**** Data excerpts
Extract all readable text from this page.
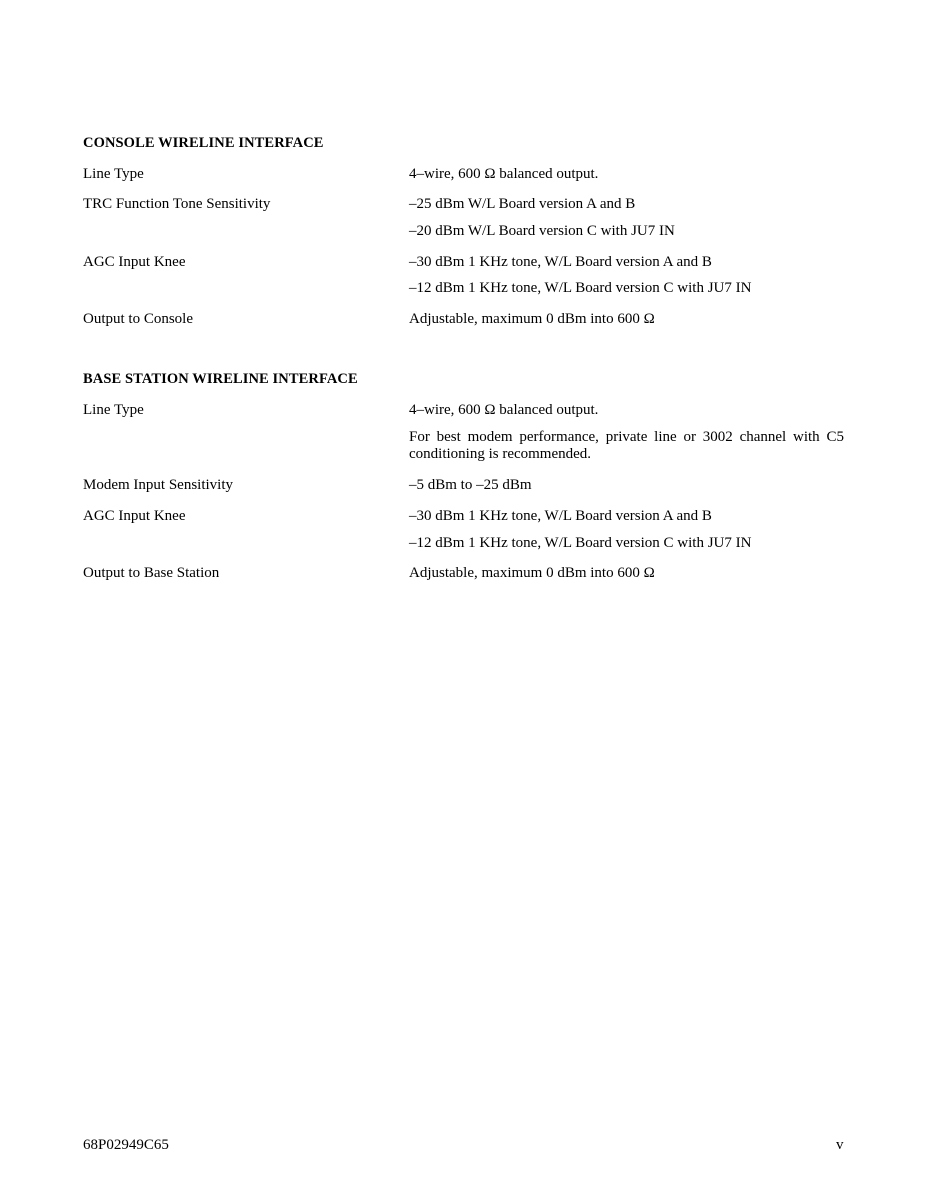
CONSOLE WIRELINE INTERFACE
Line Type	4–wire, 600 Ω balanced output.
TRC Function Tone Sensitivity	–25 dBm W/L Board version A and B
–20 dBm W/L Board version C with JU7 IN
AGC Input Knee	–30 dBm 1 KHz tone, W/L Board version A and B
–12 dBm 1 KHz tone, W/L Board version C with JU7 IN
Output to Console	Adjustable, maximum 0 dBm into 600 Ω
BASE STATION WIRELINE INTERFACE
Line Type	4–wire, 600 Ω balanced output.
For best modem performance, private line or 3002 channel with C5 conditioning is recommended.
Modem Input Sensitivity	–5 dBm to –25 dBm
AGC Input Knee	–30 dBm 1 KHz tone, W/L Board version A and B
–12 dBm 1 KHz tone, W/L Board version C with JU7 IN
Output to Base Station	Adjustable, maximum 0 dBm into 600 Ω
68P02949C65	v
********
● **What you have to do**: A faithful copy of the records above is needed, with the pictures left out.

● **Output**:
Extract all readable text from this page.
CONSOLE WIRELINE INTERFACE
Line Type	4–wire, 600 Ω balanced output.
TRC Function Tone Sensitivity	–25 dBm W/L Board version A and B
–20 dBm W/L Board version C with JU7 IN
AGC Input Knee	–30 dBm 1 KHz tone, W/L Board version A and B
–12 dBm 1 KHz tone, W/L Board version C with JU7 IN
Output to Console	Adjustable, maximum 0 dBm into 600 Ω
BASE STATION WIRELINE INTERFACE
Line Type	4–wire, 600 Ω balanced output.
For best modem performance, private line or 3002 channel with C5 conditioning is recommended.
Modem Input Sensitivity	–5 dBm to –25 dBm
AGC Input Knee	–30 dBm 1 KHz tone, W/L Board version A and B
–12 dBm 1 KHz tone, W/L Board version C with JU7 IN
Output to Base Station	Adjustable, maximum 0 dBm into 600 Ω
68P02949C65	v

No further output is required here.